## MATERIAL FOR THE TASK
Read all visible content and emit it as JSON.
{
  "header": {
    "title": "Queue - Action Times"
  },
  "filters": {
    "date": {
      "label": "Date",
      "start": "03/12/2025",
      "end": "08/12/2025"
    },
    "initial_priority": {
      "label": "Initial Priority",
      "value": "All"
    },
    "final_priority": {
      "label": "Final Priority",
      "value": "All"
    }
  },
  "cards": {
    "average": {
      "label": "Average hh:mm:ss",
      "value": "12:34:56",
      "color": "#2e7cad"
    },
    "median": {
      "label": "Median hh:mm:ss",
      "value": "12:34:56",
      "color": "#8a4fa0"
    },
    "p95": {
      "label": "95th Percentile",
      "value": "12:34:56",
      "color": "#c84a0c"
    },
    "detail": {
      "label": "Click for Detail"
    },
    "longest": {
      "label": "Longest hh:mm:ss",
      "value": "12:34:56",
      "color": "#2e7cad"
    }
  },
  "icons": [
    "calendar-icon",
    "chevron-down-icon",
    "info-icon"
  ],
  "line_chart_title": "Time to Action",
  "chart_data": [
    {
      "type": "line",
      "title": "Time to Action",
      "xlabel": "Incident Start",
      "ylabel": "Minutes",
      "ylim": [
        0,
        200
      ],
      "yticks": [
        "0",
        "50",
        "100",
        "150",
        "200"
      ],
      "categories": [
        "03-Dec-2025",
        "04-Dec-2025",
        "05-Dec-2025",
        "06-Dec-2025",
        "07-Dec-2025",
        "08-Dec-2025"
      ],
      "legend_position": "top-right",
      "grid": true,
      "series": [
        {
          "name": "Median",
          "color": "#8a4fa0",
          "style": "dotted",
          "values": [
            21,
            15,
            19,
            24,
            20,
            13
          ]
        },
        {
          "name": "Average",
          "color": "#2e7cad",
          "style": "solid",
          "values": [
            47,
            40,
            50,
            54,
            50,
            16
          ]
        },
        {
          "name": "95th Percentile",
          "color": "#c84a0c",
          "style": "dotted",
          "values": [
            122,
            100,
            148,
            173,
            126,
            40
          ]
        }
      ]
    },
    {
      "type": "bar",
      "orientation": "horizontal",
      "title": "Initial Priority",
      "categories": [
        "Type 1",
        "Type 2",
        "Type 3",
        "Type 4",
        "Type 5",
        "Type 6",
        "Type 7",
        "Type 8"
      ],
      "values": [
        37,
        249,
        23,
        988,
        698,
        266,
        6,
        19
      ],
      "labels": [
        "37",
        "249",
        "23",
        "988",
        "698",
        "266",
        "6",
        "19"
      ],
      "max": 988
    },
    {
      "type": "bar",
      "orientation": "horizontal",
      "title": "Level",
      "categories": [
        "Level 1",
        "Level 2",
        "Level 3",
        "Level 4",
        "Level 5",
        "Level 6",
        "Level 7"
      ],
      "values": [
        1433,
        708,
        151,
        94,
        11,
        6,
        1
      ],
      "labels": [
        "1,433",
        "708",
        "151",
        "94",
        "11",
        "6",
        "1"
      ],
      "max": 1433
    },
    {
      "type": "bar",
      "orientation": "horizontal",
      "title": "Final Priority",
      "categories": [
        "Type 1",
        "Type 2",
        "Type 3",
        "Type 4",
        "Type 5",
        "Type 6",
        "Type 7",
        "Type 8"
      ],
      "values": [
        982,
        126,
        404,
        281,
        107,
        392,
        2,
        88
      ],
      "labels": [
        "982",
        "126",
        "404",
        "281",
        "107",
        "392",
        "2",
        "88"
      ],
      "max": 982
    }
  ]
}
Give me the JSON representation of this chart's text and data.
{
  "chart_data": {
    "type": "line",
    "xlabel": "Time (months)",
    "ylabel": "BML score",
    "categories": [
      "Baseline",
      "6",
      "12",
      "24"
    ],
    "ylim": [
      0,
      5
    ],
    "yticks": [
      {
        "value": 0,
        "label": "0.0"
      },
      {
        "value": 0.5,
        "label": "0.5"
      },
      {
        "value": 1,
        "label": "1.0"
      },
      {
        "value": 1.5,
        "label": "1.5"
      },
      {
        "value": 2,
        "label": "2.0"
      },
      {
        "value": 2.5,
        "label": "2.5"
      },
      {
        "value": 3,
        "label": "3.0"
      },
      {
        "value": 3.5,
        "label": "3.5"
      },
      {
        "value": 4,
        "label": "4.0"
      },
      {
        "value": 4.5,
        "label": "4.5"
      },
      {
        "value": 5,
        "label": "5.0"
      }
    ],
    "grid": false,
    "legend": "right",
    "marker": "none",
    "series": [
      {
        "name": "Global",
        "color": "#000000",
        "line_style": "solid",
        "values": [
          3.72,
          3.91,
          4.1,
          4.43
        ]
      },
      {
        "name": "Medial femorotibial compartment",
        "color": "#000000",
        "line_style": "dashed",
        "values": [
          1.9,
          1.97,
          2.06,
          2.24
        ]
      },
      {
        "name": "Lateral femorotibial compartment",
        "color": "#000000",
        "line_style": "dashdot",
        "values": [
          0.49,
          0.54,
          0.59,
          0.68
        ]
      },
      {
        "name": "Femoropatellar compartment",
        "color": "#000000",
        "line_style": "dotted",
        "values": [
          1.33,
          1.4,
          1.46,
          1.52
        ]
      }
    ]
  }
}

## EXERCISE GOAL
Exactly as written, please output every entry.

## EXERCISE OUTPUT
Read all visible content and emit it as JSON.
{
  "header": {
    "title": "Queue - Action Times"
  },
  "filters": {
    "date": {
      "label": "Date",
      "start": "03/12/2025",
      "end": "08/12/2025"
    },
    "initial_priority": {
      "label": "Initial Priority",
      "value": "All"
    },
    "final_priority": {
      "label": "Final Priority",
      "value": "All"
    }
  },
  "cards": {
    "average": {
      "label": "Average hh:mm:ss",
      "value": "12:34:56",
      "color": "#2e7cad"
    },
    "median": {
      "label": "Median hh:mm:ss",
      "value": "12:34:56",
      "color": "#8a4fa0"
    },
    "p95": {
      "label": "95th Percentile",
      "value": "12:34:56",
      "color": "#c84a0c"
    },
    "detail": {
      "label": "Click for Detail"
    },
    "longest": {
      "label": "Longest hh:mm:ss",
      "value": "12:34:56",
      "color": "#2e7cad"
    }
  },
  "icons": [
    "calendar-icon",
    "chevron-down-icon",
    "info-icon"
  ],
  "line_chart_title": "Time to Action",
  "chart_data": [
    {
      "type": "line",
      "title": "Time to Action",
      "xlabel": "Incident Start",
      "ylabel": "Minutes",
      "ylim": [
        0,
        200
      ],
      "yticks": [
        "0",
        "50",
        "100",
        "150",
        "200"
      ],
      "categories": [
        "03-Dec-2025",
        "04-Dec-2025",
        "05-Dec-2025",
        "06-Dec-2025",
        "07-Dec-2025",
        "08-Dec-2025"
      ],
      "legend_position": "top-right",
      "grid": true,
      "series": [
        {
          "name": "Median",
          "color": "#8a4fa0",
          "style": "dotted",
          "values": [
            21,
            15,
            19,
            24,
            20,
            13
          ]
        },
        {
          "name": "Average",
          "color": "#2e7cad",
          "style": "solid",
          "values": [
            47,
            40,
            50,
            54,
            50,
            16
          ]
        },
        {
          "name": "95th Percentile",
          "color": "#c84a0c",
          "style": "dotted",
          "values": [
            122,
            100,
            148,
            173,
            126,
            40
          ]
        }
      ]
    },
    {
      "type": "bar",
      "orientation": "horizontal",
      "title": "Initial Priority",
      "categories": [
        "Type 1",
        "Type 2",
        "Type 3",
        "Type 4",
        "Type 5",
        "Type 6",
        "Type 7",
        "Type 8"
      ],
      "values": [
        37,
        249,
        23,
        988,
        698,
        266,
        6,
        19
      ],
      "labels": [
        "37",
        "249",
        "23",
        "988",
        "698",
        "266",
        "6",
        "19"
      ],
      "max": 988
    },
    {
      "type": "bar",
      "orientation": "horizontal",
      "title": "Level",
      "categories": [
        "Level 1",
        "Level 2",
        "Level 3",
        "Level 4",
        "Level 5",
        "Level 6",
        "Level 7"
      ],
      "values": [
        1433,
        708,
        151,
        94,
        11,
        6,
        1
      ],
      "labels": [
        "1,433",
        "708",
        "151",
        "94",
        "11",
        "6",
        "1"
      ],
      "max": 1433
    },
    {
      "type": "bar",
      "orientation": "horizontal",
      "title": "Final Priority",
      "categories": [
        "Type 1",
        "Type 2",
        "Type 3",
        "Type 4",
        "Type 5",
        "Type 6",
        "Type 7",
        "Type 8"
      ],
      "values": [
        982,
        126,
        404,
        281,
        107,
        392,
        2,
        88
      ],
      "labels": [
        "982",
        "126",
        "404",
        "281",
        "107",
        "392",
        "2",
        "88"
      ],
      "max": 982
    }
  ]
}
Give me the JSON representation of this chart's text and data.
{
  "chart_data": {
    "type": "line",
    "xlabel": "Time (months)",
    "ylabel": "BML score",
    "categories": [
      "Baseline",
      "6",
      "12",
      "24"
    ],
    "ylim": [
      0,
      5
    ],
    "yticks": [
      {
        "value": 0,
        "label": "0.0"
      },
      {
        "value": 0.5,
        "label": "0.5"
      },
      {
        "value": 1,
        "label": "1.0"
      },
      {
        "value": 1.5,
        "label": "1.5"
      },
      {
        "value": 2,
        "label": "2.0"
      },
      {
        "value": 2.5,
        "label": "2.5"
      },
      {
        "value": 3,
        "label": "3.0"
      },
      {
        "value": 3.5,
        "label": "3.5"
      },
      {
        "value": 4,
        "label": "4.0"
      },
      {
        "value": 4.5,
        "label": "4.5"
      },
      {
        "value": 5,
        "label": "5.0"
      }
    ],
    "grid": false,
    "legend": "right",
    "marker": "none",
    "series": [
      {
        "name": "Global",
        "color": "#000000",
        "line_style": "solid",
        "values": [
          3.72,
          3.91,
          4.1,
          4.43
        ]
      },
      {
        "name": "Medial femorotibial compartment",
        "color": "#000000",
        "line_style": "dashed",
        "values": [
          1.9,
          1.97,
          2.06,
          2.24
        ]
      },
      {
        "name": "Lateral femorotibial compartment",
        "color": "#000000",
        "line_style": "dashdot",
        "values": [
          0.49,
          0.54,
          0.59,
          0.68
        ]
      },
      {
        "name": "Femoropatellar compartment",
        "color": "#000000",
        "line_style": "dotted",
        "values": [
          1.33,
          1.4,
          1.46,
          1.52
        ]
      }
    ]
  }
}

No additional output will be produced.